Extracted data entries

+===+

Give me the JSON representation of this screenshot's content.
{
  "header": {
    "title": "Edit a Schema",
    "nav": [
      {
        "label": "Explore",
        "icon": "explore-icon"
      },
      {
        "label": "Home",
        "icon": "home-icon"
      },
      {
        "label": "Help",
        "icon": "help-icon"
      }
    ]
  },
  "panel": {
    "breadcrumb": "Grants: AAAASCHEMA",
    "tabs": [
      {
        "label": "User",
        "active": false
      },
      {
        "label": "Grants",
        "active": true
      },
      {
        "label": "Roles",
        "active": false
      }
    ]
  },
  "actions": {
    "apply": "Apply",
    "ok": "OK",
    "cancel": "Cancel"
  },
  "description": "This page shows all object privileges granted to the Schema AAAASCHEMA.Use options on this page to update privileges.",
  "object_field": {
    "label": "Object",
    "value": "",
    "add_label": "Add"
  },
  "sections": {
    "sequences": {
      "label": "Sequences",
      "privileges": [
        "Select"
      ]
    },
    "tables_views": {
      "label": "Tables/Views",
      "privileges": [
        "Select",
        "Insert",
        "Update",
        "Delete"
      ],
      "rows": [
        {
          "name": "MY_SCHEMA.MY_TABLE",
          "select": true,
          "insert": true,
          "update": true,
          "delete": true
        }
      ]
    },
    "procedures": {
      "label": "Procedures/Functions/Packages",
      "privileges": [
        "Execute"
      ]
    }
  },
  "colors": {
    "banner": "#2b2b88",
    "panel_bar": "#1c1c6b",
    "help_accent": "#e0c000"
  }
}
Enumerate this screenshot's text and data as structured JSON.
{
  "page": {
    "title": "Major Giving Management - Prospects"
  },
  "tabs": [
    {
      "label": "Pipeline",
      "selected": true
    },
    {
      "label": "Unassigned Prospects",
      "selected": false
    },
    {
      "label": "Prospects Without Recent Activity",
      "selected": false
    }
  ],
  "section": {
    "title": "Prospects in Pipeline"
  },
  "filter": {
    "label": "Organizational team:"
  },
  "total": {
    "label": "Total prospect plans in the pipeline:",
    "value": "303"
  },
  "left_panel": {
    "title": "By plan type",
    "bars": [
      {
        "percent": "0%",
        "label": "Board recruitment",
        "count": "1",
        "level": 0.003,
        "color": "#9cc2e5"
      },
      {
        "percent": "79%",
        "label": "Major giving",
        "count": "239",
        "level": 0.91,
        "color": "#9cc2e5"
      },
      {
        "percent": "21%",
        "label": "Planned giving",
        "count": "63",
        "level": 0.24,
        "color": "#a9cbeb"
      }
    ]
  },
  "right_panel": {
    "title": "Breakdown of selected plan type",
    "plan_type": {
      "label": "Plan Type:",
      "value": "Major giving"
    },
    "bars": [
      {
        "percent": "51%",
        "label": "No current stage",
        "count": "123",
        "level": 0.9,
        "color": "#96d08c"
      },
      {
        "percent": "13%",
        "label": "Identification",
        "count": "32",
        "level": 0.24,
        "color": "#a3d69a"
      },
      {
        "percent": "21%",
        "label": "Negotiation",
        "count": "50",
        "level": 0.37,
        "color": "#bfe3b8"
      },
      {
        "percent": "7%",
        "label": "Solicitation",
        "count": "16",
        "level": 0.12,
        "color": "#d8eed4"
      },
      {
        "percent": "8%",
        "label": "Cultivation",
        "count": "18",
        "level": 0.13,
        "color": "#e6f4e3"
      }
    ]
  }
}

+===+

### [Directions]
The records above should be repeated in full, exactly as given.

### [Result]
Give me the JSON representation of this screenshot's content.
{
  "header": {
    "title": "Edit a Schema",
    "nav": [
      {
        "label": "Explore",
        "icon": "explore-icon"
      },
      {
        "label": "Home",
        "icon": "home-icon"
      },
      {
        "label": "Help",
        "icon": "help-icon"
      }
    ]
  },
  "panel": {
    "breadcrumb": "Grants: AAAASCHEMA",
    "tabs": [
      {
        "label": "User",
        "active": false
      },
      {
        "label": "Grants",
        "active": true
      },
      {
        "label": "Roles",
        "active": false
      }
    ]
  },
  "actions": {
    "apply": "Apply",
    "ok": "OK",
    "cancel": "Cancel"
  },
  "description": "This page shows all object privileges granted to the Schema AAAASCHEMA.Use options on this page to update privileges.",
  "object_field": {
    "label": "Object",
    "value": "",
    "add_label": "Add"
  },
  "sections": {
    "sequences": {
      "label": "Sequences",
      "privileges": [
        "Select"
      ]
    },
    "tables_views": {
      "label": "Tables/Views",
      "privileges": [
        "Select",
        "Insert",
        "Update",
        "Delete"
      ],
      "rows": [
        {
          "name": "MY_SCHEMA.MY_TABLE",
          "select": true,
          "insert": true,
          "update": true,
          "delete": true
        }
      ]
    },
    "procedures": {
      "label": "Procedures/Functions/Packages",
      "privileges": [
        "Execute"
      ]
    }
  },
  "colors": {
    "banner": "#2b2b88",
    "panel_bar": "#1c1c6b",
    "help_accent": "#e0c000"
  }
}
Enumerate this screenshot's text and data as structured JSON.
{
  "page": {
    "title": "Major Giving Management - Prospects"
  },
  "tabs": [
    {
      "label": "Pipeline",
      "selected": true
    },
    {
      "label": "Unassigned Prospects",
      "selected": false
    },
    {
      "label": "Prospects Without Recent Activity",
      "selected": false
    }
  ],
  "section": {
    "title": "Prospects in Pipeline"
  },
  "filter": {
    "label": "Organizational team:"
  },
  "total": {
    "label": "Total prospect plans in the pipeline:",
    "value": "303"
  },
  "left_panel": {
    "title": "By plan type",
    "bars": [
      {
        "percent": "0%",
        "label": "Board recruitment",
        "count": "1",
        "level": 0.003,
        "color": "#9cc2e5"
      },
      {
        "percent": "79%",
        "label": "Major giving",
        "count": "239",
        "level": 0.91,
        "color": "#9cc2e5"
      },
      {
        "percent": "21%",
        "label": "Planned giving",
        "count": "63",
        "level": 0.24,
        "color": "#a9cbeb"
      }
    ]
  },
  "right_panel": {
    "title": "Breakdown of selected plan type",
    "plan_type": {
      "label": "Plan Type:",
      "value": "Major giving"
    },
    "bars": [
      {
        "percent": "51%",
        "label": "No current stage",
        "count": "123",
        "level": 0.9,
        "color": "#96d08c"
      },
      {
        "percent": "13%",
        "label": "Identification",
        "count": "32",
        "level": 0.24,
        "color": "#a3d69a"
      },
      {
        "percent": "21%",
        "label": "Negotiation",
        "count": "50",
        "level": 0.37,
        "color": "#bfe3b8"
      },
      {
        "percent": "7%",
        "label": "Solicitation",
        "count": "16",
        "level": 0.12,
        "color": "#d8eed4"
      },
      {
        "percent": "8%",
        "label": "Cultivation",
        "count": "18",
        "level": 0.13,
        "color": "#e6f4e3"
      }
    ]
  }
}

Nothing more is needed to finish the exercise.